==== Entries provided ====

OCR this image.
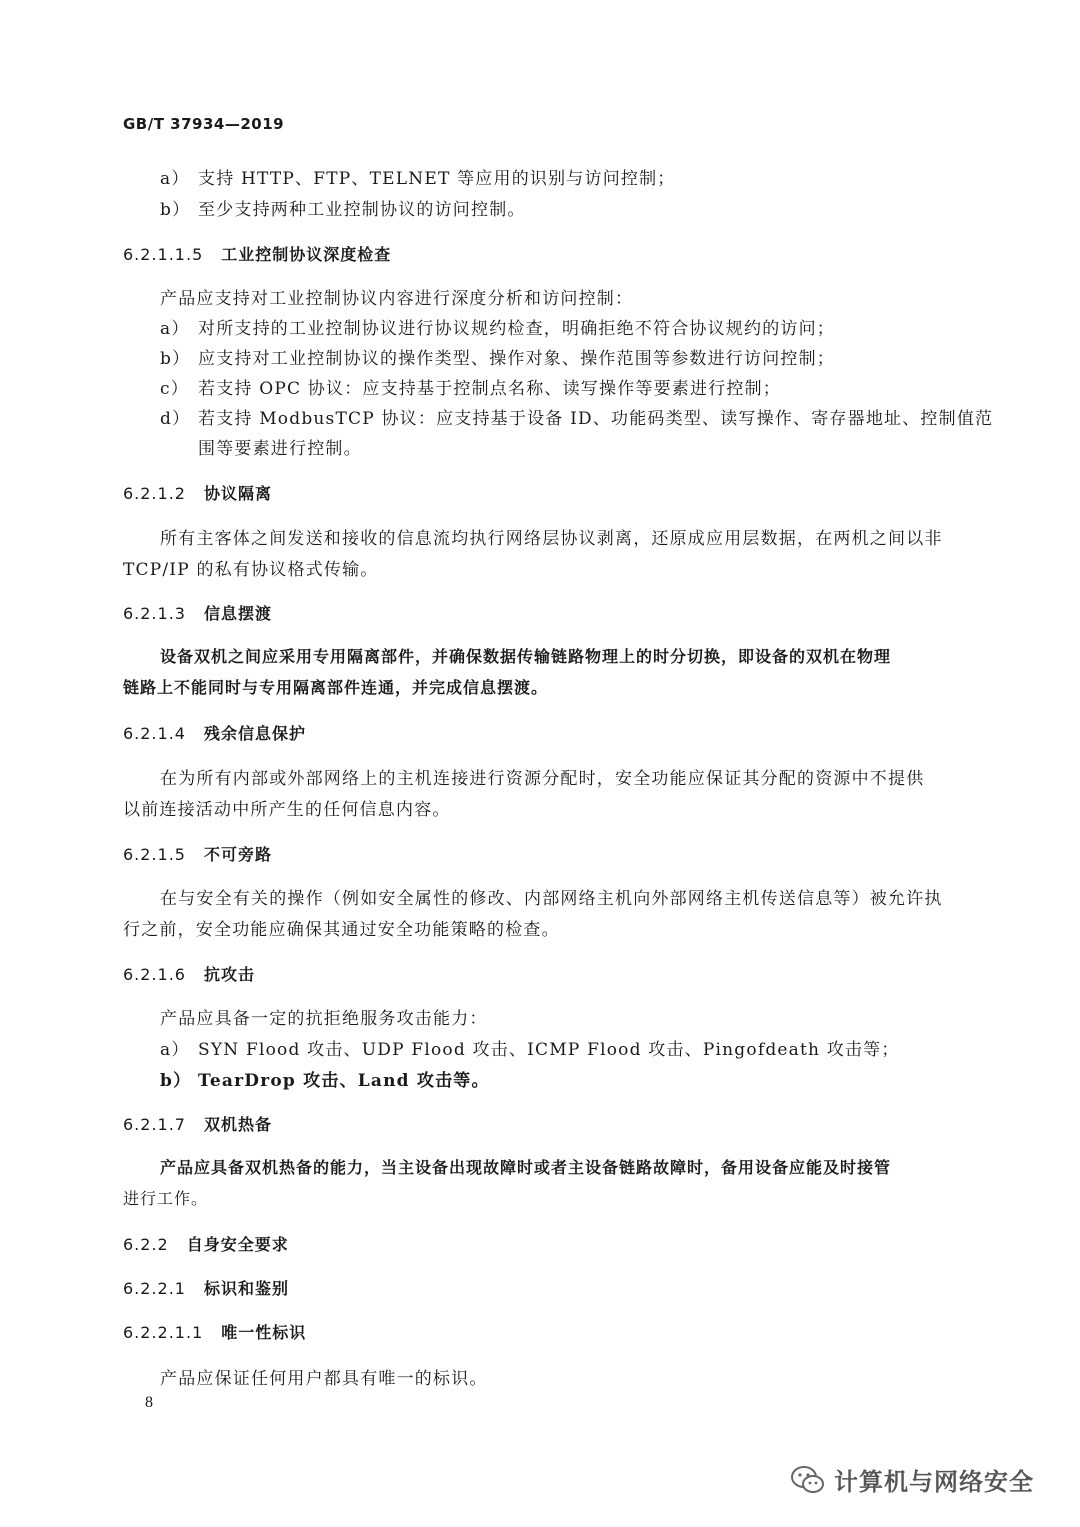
GB/T 37934—2019
a） 支持 HTTP、FTP、TELNET 等应用的识别与访问控制；
b） 至少支持两种工业控制协议的访问控制。
6.2.1.1.5 工业控制协议深度检查
产品应支持对工业控制协议内容进行深度分析和访问控制：
a） 对所支持的工业控制协议进行协议规约检查，明确拒绝不符合协议规约的访问；
b） 应支持对工业控制协议的操作类型、操作对象、操作范围等参数进行访问控制；
c） 若支持 OPC 协议：应支持基于控制点名称、读写操作等要素进行控制；
d） 若支持 ModbusTCP 协议：应支持基于设备 ID、功能码类型、读写操作、寄存器地址、控制值范
围等要素进行控制。
6.2.1.2 协议隔离
所有主客体之间发送和接收的信息流均执行网络层协议剥离，还原成应用层数据，在两机之间以非
TCP/IP 的私有协议格式传输。
6.2.1.3 信息摆渡
设备双机之间应采用专用隔离部件，并确保数据传输链路物理上的时分切换，即设备的双机在物理
链路上不能同时与专用隔离部件连通，并完成信息摆渡。
6.2.1.4 残余信息保护
在为所有内部或外部网络上的主机连接进行资源分配时，安全功能应保证其分配的资源中不提供
以前连接活动中所产生的任何信息内容。
6.2.1.5 不可旁路
在与安全有关的操作（例如安全属性的修改、内部网络主机向外部网络主机传送信息等）被允许执
行之前，安全功能应确保其通过安全功能策略的检查。
6.2.1.6 抗攻击
产品应具备一定的抗拒绝服务攻击能力：
a） SYN Flood 攻击、UDP Flood 攻击、ICMP Flood 攻击、Pingofdeath 攻击等；
b） TearDrop 攻击、Land 攻击等。
6.2.1.7 双机热备
产品应具备双机热备的能力，当主设备出现故障时或者主设备链路故障时，备用设备应能及时接管
进行工作。
6.2.2 自身安全要求
6.2.2.1 标识和鉴别
6.2.2.1.1 唯一性标识
产品应保证任何用户都具有唯一的标识。
8
计算机与网络安全
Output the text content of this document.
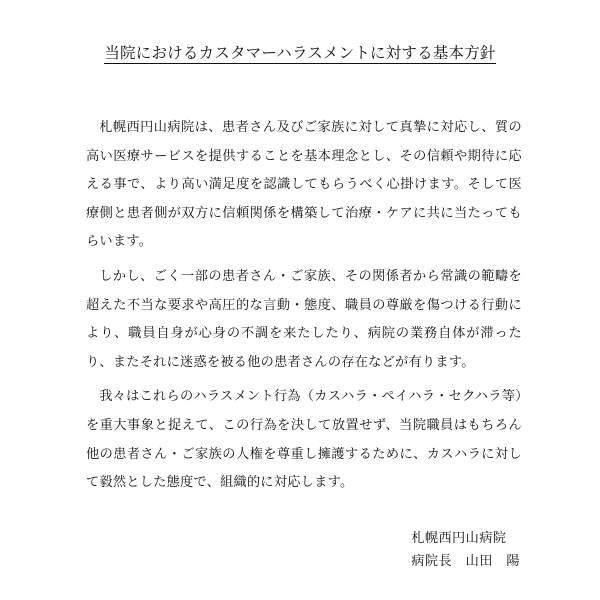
当院におけるカスタマーハラスメントに対する基本方針

札幌西円山病院は、患者さん及びご家族に対して真摯に対応し、質の高い医療サービスを提供することを基本理念とし、その信頼や期待に応える事で、より高い満足度を認識してもらうべく心掛けます。そして医療側と患者側が双方に信頼関係を構築して治療・ケアに共に当たってもらいます。

しかし、ごく一部の患者さん・ご家族、その関係者から常識の範疇を超えた不当な要求や高圧的な言動・態度、職員の尊厳を傷つける行動により、職員自身が心身の不調を来たしたり、病院の業務自体が滞ったり、またそれに迷惑を被る他の患者さんの存在などが有ります。

我々はこれらのハラスメント行為（カスハラ・ペイハラ・セクハラ等）を重大事象と捉えて、この行為を決して放置せず、当院職員はもちろん他の患者さん・ご家族の人権を尊重し擁護するために、カスハラに対して毅然とした態度で、組織的に対応します。

札幌西円山病院
病院長　山田　陽
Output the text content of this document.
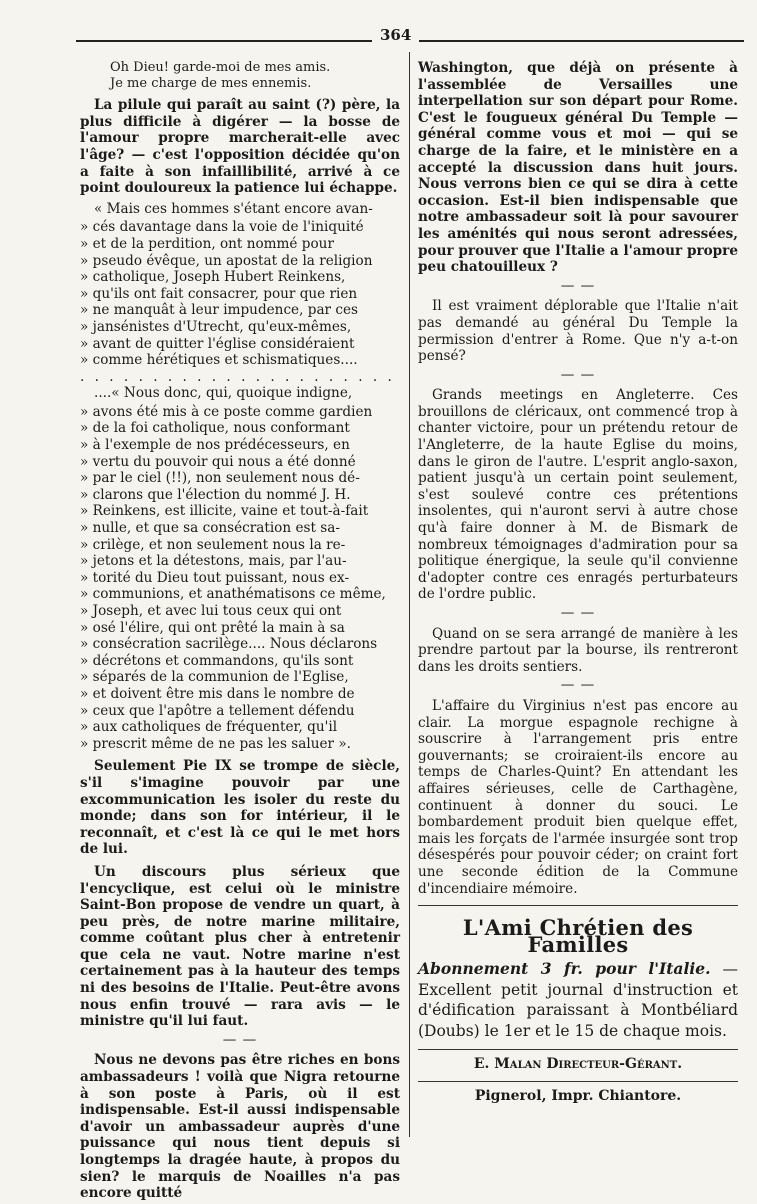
364
Oh Dieu! garde-moi de mes amis.
Je me charge de mes ennemis.

La pilule qui paraît au saint (?) père, la plus difficile à digérer — la bosse de l'amour propre marcherait-elle avec l'âge? — c'est l'opposition décidée qu'on a faite à son infaillibilité, arrivé à ce point douloureux la patience lui échappe.

« Mais ces hommes s'étant encore avan-

» cés davantage dans la voie de l'iniquité
» et de la perdition, ont nommé pour
» pseudo évêque, un apostat de la religion
» catholique, Joseph Hubert Reinkens,
» qu'ils ont fait consacrer, pour que rien
» ne manquât à leur impudence, par ces
» jansénistes d'Utrecht, qu'eux-mêmes,
» avant de quitter l'église considéraient
» comme hérétiques et schismatiques....
. . . . . . . . . . . . . . . . . . . . . .

....« Nous donc, qui, quoique indigne,

» avons été mis à ce poste comme gardien
» de la foi catholique, nous conformant
» à l'exemple de nos prédécesseurs, en
» vertu du pouvoir qui nous a été donné
» par le ciel (!!), non seulement nous dé-
» clarons que l'élection du nommé J. H.
» Reinkens, est illicite, vaine et tout-à-fait
» nulle, et que sa consécration est sa-
» crilège, et non seulement nous la re-
» jetons et la détestons, mais, par l'au-
» torité du Dieu tout puissant, nous ex-
» communions, et anathématisons ce même,
» Joseph, et avec lui tous ceux qui ont
» osé l'élire, qui ont prêté la main à sa
» consécration sacrilège.... Nous déclarons
» décrétons et commandons, qu'ils sont
» séparés de la communion de l'Eglise,
» et doivent être mis dans le nombre de
» ceux que l'apôtre a tellement défendu
» aux catholiques de fréquenter, qu'il
» prescrit même de ne pas les saluer ».

Seulement Pie IX se trompe de siècle, s'il s'imagine pouvoir par une excommunication les isoler du reste du monde; dans son for intérieur, il le reconnaît, et c'est là ce qui le met hors de lui.

Un discours plus sérieux que l'encyclique, est celui où le ministre Saint-Bon propose de vendre un quart, à peu près, de notre marine militaire, comme coûtant plus cher à entretenir que cela ne vaut. Notre marine n'est certainement pas à la hauteur des temps ni des besoins de l'Italie. Peut-être avons nous enfin trouvé — rara avis — le ministre qu'il lui faut.

— —

Nous ne devons pas être riches en bons ambassadeurs ! voilà que Nigra retourne à son poste à Paris, où il est indispensable. Est-il aussi indispensable d'avoir un ambassadeur auprès d'une puissance qui nous tient depuis si longtemps la dragée haute, à propos du sien? le marquis de Noailles n'a pas encore quitté

Washington, que déjà on présente à l'assemblée de Versailles une interpellation sur son départ pour Rome. C'est le fougueux général Du Temple — général comme vous et moi — qui se charge de la faire, et le ministère en a accepté la discussion dans huit jours. Nous verrons bien ce qui se dira à cette occasion. Est-il bien indispensable que notre ambassadeur soit là pour savourer les aménités qui nous seront adressées, pour prouver que l'Italie a l'amour propre peu chatouilleux ?

— —

Il est vraiment déplorable que l'Italie n'ait pas demandé au général Du Temple la permission d'entrer à Rome. Que n'y a-t-on pensé?

— —

Grands meetings en Angleterre. Ces brouillons de cléricaux, ont commencé trop à chanter victoire, pour un prétendu retour de l'Angleterre, de la haute Eglise du moins, dans le giron de l'autre. L'esprit anglo-saxon, patient jusqu'à un certain point seulement, s'est soulevé contre ces prétentions insolentes, qui n'auront servi à autre chose qu'à faire donner à M. de Bismark de nombreux témoignages d'admiration pour sa politique énergique, la seule qu'il convienne d'adopter contre ces enragés perturbateurs de l'ordre public.

— —

Quand on se sera arrangé de manière à les prendre partout par la bourse, ils rentreront dans les droits sentiers.

— —

L'affaire du Virginius n'est pas encore au clair. La morgue espagnole rechigne à souscrire à l'arrangement pris entre gouvernants; se croiraient-ils encore au temps de Charles-Quint? En attendant les affaires sérieuses, celle de Carthagène, continuent à donner du souci. Le bombardement produit bien quelque effet, mais les forçats de l'armée insurgée sont trop désespérés pour pouvoir céder; on craint fort une seconde édition de la Commune d'incendiaire mémoire.

L'Ami Chrétien des Familles
Abonnement 3 fr. pour l'Italie. — Excellent petit journal d'instruction et d'édification paraissant à Montbéliard (Doubs) le 1er et le 15 de chaque mois.
E. Malan Directeur-Gérant.
Pignerol, Impr. Chiantore.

====

Exercise objective: Going through the entries above, tally each line that has the word "propre". Answer with the number only.

Solution to the problem: 2